■ **Problem description**: In the listing below, locate the lines that hold "Receive" and copy them.

■ **Input for this task**:
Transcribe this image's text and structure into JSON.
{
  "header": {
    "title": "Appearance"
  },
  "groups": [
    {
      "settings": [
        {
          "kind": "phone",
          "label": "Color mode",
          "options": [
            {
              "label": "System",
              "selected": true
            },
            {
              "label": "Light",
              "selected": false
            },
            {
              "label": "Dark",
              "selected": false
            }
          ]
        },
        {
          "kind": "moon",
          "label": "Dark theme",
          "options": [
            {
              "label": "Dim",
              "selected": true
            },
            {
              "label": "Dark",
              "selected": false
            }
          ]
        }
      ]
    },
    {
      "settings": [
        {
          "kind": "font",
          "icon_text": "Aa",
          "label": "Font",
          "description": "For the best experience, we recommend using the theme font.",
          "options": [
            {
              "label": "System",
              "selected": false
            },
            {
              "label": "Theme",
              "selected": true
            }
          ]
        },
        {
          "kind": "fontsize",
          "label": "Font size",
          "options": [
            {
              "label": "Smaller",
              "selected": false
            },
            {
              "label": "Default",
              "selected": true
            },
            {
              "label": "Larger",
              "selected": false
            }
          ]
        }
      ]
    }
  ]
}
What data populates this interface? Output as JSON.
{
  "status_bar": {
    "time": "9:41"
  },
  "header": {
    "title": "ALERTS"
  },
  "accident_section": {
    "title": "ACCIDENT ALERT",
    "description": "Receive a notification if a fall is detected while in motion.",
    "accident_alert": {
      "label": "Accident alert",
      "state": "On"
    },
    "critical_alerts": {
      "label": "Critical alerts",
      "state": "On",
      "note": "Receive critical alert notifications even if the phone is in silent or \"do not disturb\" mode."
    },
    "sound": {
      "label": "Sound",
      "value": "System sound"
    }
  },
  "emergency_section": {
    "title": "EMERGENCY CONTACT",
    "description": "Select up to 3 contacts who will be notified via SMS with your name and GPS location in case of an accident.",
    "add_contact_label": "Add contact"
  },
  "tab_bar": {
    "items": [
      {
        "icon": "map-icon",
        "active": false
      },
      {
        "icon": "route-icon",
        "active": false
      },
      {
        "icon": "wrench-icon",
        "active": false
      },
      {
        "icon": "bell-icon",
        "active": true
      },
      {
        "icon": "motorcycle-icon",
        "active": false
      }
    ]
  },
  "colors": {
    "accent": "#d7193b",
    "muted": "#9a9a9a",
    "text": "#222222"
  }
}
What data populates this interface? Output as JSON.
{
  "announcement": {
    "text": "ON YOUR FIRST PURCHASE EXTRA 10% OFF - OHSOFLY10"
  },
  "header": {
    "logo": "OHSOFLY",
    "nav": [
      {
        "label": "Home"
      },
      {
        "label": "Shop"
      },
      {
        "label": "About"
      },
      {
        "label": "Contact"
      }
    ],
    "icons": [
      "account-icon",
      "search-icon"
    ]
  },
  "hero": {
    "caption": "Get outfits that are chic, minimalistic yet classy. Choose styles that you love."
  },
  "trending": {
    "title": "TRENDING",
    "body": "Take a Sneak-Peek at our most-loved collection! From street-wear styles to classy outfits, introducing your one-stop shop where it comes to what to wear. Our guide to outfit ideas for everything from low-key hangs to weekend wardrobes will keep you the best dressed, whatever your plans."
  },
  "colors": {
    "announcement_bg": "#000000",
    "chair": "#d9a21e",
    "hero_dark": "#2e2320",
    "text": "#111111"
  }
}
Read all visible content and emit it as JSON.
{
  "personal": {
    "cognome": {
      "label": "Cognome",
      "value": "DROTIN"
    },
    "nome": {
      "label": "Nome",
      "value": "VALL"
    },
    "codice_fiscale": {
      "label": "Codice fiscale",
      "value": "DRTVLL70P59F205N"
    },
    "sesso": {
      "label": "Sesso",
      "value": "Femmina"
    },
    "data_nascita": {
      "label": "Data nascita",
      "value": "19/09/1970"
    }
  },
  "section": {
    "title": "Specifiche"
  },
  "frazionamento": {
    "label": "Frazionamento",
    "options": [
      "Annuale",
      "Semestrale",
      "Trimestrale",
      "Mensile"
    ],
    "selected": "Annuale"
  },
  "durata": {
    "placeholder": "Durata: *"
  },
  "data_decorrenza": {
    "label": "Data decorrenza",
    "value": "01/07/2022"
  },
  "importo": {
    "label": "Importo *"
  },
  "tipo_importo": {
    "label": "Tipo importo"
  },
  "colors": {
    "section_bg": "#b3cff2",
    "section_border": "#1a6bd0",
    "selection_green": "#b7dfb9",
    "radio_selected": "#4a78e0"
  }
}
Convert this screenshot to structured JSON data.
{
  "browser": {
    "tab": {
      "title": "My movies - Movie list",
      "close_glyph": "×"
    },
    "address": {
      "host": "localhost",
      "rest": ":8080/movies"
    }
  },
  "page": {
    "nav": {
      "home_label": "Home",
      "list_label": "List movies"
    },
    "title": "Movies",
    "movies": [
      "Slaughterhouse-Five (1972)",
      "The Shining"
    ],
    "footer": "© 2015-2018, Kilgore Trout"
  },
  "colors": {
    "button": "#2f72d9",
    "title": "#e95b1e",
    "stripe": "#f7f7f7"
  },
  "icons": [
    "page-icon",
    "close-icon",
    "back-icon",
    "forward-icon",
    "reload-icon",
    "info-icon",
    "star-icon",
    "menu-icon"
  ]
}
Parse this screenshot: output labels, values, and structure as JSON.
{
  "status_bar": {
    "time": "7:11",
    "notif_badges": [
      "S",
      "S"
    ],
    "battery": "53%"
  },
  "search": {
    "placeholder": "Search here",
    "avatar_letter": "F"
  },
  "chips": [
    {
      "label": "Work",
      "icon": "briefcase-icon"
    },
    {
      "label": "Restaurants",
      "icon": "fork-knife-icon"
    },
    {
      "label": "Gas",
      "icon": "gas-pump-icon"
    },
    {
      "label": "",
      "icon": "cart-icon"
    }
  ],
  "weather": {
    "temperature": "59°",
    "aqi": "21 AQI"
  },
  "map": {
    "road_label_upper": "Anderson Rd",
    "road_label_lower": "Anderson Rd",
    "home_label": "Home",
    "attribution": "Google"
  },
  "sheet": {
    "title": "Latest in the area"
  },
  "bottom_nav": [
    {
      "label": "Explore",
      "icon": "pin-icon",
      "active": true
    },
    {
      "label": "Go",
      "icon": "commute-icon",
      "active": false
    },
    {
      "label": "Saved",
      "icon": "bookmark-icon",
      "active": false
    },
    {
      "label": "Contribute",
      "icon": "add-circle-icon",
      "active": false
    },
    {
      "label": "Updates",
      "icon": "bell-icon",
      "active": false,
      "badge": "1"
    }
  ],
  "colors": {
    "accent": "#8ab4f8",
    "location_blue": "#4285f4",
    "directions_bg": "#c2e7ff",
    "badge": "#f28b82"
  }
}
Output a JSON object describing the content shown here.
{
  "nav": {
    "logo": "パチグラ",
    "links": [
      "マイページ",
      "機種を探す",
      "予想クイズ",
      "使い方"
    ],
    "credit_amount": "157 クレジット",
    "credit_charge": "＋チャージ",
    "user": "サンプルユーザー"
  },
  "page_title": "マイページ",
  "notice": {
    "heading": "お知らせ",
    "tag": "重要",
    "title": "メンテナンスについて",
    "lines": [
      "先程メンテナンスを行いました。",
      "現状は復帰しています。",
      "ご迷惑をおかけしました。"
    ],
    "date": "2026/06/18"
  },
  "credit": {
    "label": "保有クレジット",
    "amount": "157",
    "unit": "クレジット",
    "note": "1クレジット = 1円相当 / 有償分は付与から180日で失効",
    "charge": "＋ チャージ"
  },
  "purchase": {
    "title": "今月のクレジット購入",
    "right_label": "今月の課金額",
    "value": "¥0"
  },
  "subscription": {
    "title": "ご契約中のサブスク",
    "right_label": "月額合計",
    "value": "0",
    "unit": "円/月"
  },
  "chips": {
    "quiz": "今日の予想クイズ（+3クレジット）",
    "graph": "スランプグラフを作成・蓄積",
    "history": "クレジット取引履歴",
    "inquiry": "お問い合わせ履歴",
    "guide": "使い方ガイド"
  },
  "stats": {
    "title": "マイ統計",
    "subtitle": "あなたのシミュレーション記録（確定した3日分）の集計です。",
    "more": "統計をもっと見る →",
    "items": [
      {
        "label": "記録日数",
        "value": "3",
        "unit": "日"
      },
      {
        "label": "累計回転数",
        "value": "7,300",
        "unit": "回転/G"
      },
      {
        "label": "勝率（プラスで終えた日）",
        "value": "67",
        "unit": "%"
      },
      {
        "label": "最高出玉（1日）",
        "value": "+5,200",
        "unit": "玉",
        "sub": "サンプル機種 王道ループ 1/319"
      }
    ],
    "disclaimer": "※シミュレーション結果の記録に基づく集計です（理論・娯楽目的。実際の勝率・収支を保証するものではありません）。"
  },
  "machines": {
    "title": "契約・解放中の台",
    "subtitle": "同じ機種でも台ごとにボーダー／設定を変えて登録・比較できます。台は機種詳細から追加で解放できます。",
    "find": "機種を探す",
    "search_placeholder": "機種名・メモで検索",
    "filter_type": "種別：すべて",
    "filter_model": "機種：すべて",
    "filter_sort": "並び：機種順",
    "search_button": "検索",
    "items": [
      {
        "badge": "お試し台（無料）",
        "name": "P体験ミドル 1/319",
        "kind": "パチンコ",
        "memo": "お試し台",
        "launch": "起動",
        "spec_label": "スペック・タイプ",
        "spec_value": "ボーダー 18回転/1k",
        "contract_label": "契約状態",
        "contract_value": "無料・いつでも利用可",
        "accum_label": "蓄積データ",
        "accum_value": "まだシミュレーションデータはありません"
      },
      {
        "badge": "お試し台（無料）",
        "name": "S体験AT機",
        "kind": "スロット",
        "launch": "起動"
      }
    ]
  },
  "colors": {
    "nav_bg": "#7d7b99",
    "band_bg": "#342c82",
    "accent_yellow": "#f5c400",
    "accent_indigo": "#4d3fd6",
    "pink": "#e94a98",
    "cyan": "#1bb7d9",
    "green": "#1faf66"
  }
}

■ **Response for this exercise**:
    "description": "Receive a notification if a fall is detected while in motion.",
      "note": "Receive critical alert notifications even if the phone is in silent or \"do not disturb\" mode."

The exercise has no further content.